**WHAT THE EXERCISE ASKS:** Everything in the listing except the pictures should be written out exactly.

Items listed in a dataset:

==========

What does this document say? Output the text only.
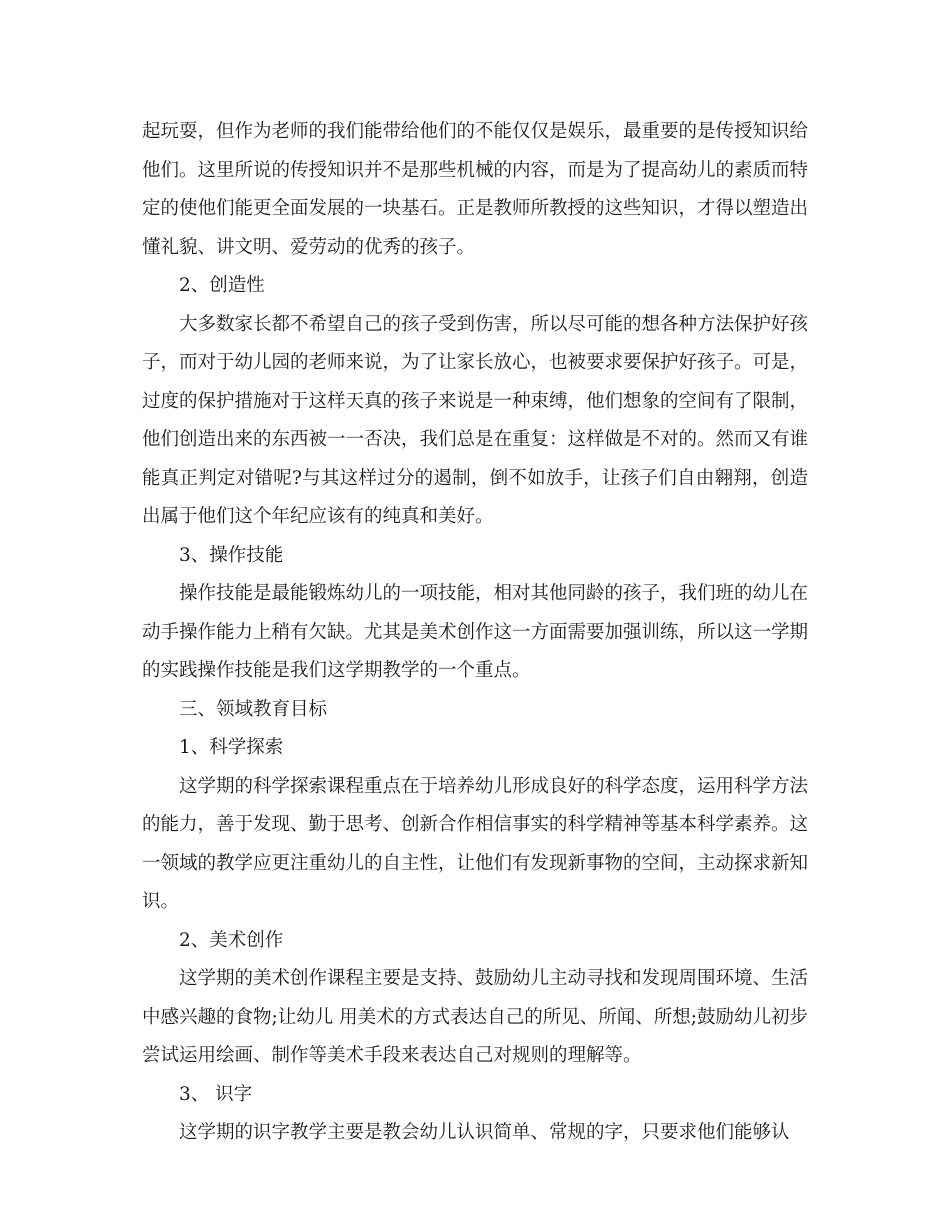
起玩耍，但作为老师的我们能带给他们的不能仅仅是娱乐，最重要的是传授知识给他们。这里所说的传授知识并不是那些机械的内容，而是为了提高幼儿的素质而特定的使他们能更全面发展的一块基石。正是教师所教授的这些知识，才得以塑造出懂礼貌、讲文明、爱劳动的优秀的孩子。

2、创造性

大多数家长都不希望自己的孩子受到伤害，所以尽可能的想各种方法保护好孩子，而对于幼儿园的老师来说，为了让家长放心，也被要求要保护好孩子。可是，过度的保护措施对于这样天真的孩子来说是一种束缚，他们想象的空间有了限制，他们创造出来的东西被一一否决，我们总是在重复：这样做是不对的。然而又有谁能真正判定对错呢?与其这样过分的遏制，倒不如放手，让孩子们自由翱翔，创造出属于他们这个年纪应该有的纯真和美好。

3、操作技能

操作技能是最能锻炼幼儿的一项技能，相对其他同龄的孩子，我们班的幼儿在动手操作能力上稍有欠缺。尤其是美术创作这一方面需要加强训练，所以这一学期的实践操作技能是我们这学期教学的一个重点。

三、领域教育目标

1、科学探索

这学期的科学探索课程重点在于培养幼儿形成良好的科学态度，运用科学方法的能力，善于发现、勤于思考、创新合作相信事实的科学精神等基本科学素养。这一领域的教学应更注重幼儿的自主性，让他们有发现新事物的空间，主动探求新知识。

2、美术创作

这学期的美术创作课程主要是支持、鼓励幼儿主动寻找和发现周围环境、生活中感兴趣的食物;让幼儿 用美术的方式表达自己的所见、所闻、所想;鼓励幼儿初步尝试运用绘画、制作等美术手段来表达自己对规则的理解等。

3、 识字

这学期的识字教学主要是教会幼儿认识简单、常规的字，只要求他们能够认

==========

**OUTPUT OF THE EXERCISE:**
What does this document say? Output the text only.
起玩耍，但作为老师的我们能带给他们的不能仅仅是娱乐，最重要的是传授知识给他们。这里所说的传授知识并不是那些机械的内容，而是为了提高幼儿的素质而特定的使他们能更全面发展的一块基石。正是教师所教授的这些知识，才得以塑造出懂礼貌、讲文明、爱劳动的优秀的孩子。

2、创造性

大多数家长都不希望自己的孩子受到伤害，所以尽可能的想各种方法保护好孩子，而对于幼儿园的老师来说，为了让家长放心，也被要求要保护好孩子。可是，过度的保护措施对于这样天真的孩子来说是一种束缚，他们想象的空间有了限制，他们创造出来的东西被一一否决，我们总是在重复：这样做是不对的。然而又有谁能真正判定对错呢?与其这样过分的遏制，倒不如放手，让孩子们自由翱翔，创造出属于他们这个年纪应该有的纯真和美好。

3、操作技能

操作技能是最能锻炼幼儿的一项技能，相对其他同龄的孩子，我们班的幼儿在动手操作能力上稍有欠缺。尤其是美术创作这一方面需要加强训练，所以这一学期的实践操作技能是我们这学期教学的一个重点。

三、领域教育目标

1、科学探索

这学期的科学探索课程重点在于培养幼儿形成良好的科学态度，运用科学方法的能力，善于发现、勤于思考、创新合作相信事实的科学精神等基本科学素养。这一领域的教学应更注重幼儿的自主性，让他们有发现新事物的空间，主动探求新知识。

2、美术创作

这学期的美术创作课程主要是支持、鼓励幼儿主动寻找和发现周围环境、生活中感兴趣的食物;让幼儿 用美术的方式表达自己的所见、所闻、所想;鼓励幼儿初步尝试运用绘画、制作等美术手段来表达自己对规则的理解等。

3、 识字

这学期的识字教学主要是教会幼儿认识简单、常规的字，只要求他们能够认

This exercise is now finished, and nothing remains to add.